* **Exercise material**:
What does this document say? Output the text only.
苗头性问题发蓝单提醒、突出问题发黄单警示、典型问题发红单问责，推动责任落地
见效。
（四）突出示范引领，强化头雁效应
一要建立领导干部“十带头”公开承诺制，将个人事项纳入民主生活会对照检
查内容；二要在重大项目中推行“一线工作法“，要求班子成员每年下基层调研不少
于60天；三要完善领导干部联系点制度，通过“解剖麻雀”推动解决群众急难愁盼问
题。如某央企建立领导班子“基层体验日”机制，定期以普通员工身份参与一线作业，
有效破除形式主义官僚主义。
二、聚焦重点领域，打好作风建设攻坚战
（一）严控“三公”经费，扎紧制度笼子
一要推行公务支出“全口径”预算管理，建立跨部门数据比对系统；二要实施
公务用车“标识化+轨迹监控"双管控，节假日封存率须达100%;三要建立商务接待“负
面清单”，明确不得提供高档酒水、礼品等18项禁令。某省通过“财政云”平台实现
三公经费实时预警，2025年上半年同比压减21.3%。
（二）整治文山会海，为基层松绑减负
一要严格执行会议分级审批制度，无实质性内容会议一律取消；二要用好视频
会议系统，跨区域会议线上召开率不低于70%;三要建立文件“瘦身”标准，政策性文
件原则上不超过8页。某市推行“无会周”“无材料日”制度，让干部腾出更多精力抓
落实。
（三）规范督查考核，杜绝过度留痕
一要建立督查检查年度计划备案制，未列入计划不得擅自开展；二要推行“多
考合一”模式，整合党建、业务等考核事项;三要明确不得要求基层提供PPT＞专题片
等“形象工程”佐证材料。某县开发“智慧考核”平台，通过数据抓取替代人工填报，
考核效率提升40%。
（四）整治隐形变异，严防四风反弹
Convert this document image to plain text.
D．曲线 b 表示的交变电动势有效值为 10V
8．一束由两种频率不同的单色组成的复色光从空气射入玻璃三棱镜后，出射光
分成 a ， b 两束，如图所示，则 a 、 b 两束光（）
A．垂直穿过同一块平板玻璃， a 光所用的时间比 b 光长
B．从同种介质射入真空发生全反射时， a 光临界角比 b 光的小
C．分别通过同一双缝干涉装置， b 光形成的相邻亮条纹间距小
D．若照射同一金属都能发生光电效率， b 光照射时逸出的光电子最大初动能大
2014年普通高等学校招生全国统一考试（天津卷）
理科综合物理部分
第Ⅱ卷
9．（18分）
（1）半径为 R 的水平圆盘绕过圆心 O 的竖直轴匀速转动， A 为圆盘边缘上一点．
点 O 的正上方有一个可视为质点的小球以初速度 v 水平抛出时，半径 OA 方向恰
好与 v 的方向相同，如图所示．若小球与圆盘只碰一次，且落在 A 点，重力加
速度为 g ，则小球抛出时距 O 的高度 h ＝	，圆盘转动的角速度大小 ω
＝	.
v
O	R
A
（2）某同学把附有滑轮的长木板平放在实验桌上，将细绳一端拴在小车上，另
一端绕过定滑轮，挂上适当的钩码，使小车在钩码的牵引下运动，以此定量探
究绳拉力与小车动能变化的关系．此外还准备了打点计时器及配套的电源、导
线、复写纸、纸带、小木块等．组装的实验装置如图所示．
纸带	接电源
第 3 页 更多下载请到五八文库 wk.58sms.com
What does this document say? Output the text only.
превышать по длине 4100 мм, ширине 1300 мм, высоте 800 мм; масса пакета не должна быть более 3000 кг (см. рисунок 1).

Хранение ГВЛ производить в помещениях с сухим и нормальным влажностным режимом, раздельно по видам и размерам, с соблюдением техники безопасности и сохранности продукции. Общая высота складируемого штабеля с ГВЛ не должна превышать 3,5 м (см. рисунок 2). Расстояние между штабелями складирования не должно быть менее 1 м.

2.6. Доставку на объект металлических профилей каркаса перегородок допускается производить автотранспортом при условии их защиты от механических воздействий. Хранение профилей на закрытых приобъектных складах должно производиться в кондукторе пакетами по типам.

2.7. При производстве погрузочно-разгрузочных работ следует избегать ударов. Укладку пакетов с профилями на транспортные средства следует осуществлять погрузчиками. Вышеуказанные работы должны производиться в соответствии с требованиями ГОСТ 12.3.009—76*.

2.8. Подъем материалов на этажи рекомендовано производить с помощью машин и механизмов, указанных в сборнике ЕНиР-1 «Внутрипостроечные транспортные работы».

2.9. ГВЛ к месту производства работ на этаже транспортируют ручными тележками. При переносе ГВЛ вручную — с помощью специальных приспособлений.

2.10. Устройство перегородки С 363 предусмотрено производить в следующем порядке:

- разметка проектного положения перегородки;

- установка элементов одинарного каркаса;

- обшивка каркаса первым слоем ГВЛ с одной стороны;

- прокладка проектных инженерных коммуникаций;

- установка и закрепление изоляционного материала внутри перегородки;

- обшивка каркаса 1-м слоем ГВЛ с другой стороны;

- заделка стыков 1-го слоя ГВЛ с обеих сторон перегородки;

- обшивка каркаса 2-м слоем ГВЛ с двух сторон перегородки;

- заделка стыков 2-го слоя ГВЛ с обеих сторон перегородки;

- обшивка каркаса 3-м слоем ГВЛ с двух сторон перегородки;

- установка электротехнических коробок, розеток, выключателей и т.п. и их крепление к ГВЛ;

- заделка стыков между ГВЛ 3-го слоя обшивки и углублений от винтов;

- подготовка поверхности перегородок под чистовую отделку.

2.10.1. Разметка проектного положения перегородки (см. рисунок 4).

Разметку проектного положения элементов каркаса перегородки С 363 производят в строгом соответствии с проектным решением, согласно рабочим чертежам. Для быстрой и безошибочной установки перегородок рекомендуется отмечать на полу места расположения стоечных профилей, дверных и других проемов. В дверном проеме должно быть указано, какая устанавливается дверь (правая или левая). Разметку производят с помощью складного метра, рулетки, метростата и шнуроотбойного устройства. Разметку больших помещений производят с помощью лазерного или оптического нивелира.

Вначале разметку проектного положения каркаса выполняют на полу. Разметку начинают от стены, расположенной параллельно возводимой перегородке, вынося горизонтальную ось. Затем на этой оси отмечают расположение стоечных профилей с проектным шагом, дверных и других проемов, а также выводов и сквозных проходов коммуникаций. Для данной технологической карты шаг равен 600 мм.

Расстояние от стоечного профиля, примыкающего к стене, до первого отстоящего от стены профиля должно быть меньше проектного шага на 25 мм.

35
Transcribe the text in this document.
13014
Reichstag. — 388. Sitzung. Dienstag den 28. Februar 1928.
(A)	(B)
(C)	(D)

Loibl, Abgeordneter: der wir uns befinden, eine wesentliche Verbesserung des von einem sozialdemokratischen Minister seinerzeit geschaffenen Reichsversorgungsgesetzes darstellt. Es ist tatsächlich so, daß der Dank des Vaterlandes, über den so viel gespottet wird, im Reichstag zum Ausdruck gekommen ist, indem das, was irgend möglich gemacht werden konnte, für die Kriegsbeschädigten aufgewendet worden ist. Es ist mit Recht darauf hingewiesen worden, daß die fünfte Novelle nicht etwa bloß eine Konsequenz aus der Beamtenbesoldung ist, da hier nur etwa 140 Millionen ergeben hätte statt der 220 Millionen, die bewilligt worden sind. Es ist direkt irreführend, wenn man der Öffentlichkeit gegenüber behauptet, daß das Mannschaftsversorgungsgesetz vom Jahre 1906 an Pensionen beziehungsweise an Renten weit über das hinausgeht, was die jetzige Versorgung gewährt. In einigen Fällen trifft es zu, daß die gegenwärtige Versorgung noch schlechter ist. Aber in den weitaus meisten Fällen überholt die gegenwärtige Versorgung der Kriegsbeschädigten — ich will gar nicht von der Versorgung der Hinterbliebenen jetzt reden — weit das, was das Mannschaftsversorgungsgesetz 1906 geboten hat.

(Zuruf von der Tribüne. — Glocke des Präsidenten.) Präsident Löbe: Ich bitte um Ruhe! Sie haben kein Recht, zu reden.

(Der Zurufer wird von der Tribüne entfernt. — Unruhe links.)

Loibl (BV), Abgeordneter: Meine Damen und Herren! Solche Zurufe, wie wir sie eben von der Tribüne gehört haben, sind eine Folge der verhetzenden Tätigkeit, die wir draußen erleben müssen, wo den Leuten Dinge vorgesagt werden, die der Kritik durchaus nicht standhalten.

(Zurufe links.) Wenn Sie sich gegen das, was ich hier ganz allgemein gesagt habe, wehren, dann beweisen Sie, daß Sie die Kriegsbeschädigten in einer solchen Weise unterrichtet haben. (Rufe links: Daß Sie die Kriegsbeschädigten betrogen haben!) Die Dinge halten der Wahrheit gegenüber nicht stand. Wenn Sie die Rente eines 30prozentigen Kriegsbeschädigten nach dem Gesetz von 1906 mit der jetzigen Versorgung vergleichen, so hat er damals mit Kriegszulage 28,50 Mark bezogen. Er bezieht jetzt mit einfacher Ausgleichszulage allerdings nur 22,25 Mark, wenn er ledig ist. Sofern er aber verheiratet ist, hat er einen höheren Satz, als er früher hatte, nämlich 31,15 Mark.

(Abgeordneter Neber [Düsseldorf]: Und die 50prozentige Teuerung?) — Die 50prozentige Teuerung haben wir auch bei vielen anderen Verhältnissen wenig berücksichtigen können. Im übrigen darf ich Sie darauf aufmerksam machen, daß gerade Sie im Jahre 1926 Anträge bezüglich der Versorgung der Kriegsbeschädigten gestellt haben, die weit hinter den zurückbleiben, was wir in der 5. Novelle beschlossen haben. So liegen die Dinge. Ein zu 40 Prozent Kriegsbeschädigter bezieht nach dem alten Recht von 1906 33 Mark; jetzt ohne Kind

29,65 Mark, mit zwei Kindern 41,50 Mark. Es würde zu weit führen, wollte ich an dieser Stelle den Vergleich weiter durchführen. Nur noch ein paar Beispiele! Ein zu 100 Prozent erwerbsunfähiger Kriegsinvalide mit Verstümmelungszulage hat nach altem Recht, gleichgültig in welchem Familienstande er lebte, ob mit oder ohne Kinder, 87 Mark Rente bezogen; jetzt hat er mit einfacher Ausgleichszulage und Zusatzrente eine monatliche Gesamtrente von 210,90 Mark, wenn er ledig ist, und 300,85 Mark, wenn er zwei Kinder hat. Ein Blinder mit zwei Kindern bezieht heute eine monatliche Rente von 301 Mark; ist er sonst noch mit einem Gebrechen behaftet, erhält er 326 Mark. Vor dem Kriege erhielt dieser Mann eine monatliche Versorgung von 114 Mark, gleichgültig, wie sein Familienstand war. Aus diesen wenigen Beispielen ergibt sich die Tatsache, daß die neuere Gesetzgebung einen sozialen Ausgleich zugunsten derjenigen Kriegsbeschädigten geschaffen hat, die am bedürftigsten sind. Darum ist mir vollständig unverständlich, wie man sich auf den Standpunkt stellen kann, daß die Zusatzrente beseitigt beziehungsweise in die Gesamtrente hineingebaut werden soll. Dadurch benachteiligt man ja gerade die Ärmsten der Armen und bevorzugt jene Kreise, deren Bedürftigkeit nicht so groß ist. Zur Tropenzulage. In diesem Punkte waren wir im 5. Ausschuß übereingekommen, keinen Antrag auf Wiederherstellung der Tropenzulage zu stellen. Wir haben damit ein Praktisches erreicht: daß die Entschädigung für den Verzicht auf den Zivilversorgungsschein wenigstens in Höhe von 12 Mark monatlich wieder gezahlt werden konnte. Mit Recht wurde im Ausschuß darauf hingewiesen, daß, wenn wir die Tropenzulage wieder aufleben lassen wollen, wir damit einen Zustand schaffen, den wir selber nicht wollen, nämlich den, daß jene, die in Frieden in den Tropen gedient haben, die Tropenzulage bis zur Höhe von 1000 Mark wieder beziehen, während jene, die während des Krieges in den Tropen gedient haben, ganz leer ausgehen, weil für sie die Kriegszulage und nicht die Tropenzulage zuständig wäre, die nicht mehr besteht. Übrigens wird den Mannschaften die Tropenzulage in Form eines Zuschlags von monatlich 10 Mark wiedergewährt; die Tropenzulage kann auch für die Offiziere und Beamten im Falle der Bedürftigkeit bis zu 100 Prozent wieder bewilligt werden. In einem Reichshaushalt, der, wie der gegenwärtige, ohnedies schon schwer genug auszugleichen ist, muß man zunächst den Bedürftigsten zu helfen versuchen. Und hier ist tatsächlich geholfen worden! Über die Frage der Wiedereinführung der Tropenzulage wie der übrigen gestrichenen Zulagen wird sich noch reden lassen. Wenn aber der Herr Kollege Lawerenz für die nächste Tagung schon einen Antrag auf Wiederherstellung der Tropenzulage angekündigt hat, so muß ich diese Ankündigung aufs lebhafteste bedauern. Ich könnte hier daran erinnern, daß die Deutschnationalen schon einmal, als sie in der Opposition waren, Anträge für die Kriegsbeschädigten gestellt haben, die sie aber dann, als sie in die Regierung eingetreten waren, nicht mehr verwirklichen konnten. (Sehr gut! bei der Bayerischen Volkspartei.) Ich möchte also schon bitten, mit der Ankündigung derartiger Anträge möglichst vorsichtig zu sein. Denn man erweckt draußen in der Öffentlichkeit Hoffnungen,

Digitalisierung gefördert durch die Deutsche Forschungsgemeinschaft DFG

* **Directive**: Identify and copy the lines holding the word "слоя".

* **Expected answer**:
- заделка стыков 1-го слоя ГВЛ с обеих сторон перегородки;
- заделка стыков 2-го слоя ГВЛ с обеих сторон перегородки;
- заделка стыков между ГВЛ 3-го слоя обшивки и углублений от винтов;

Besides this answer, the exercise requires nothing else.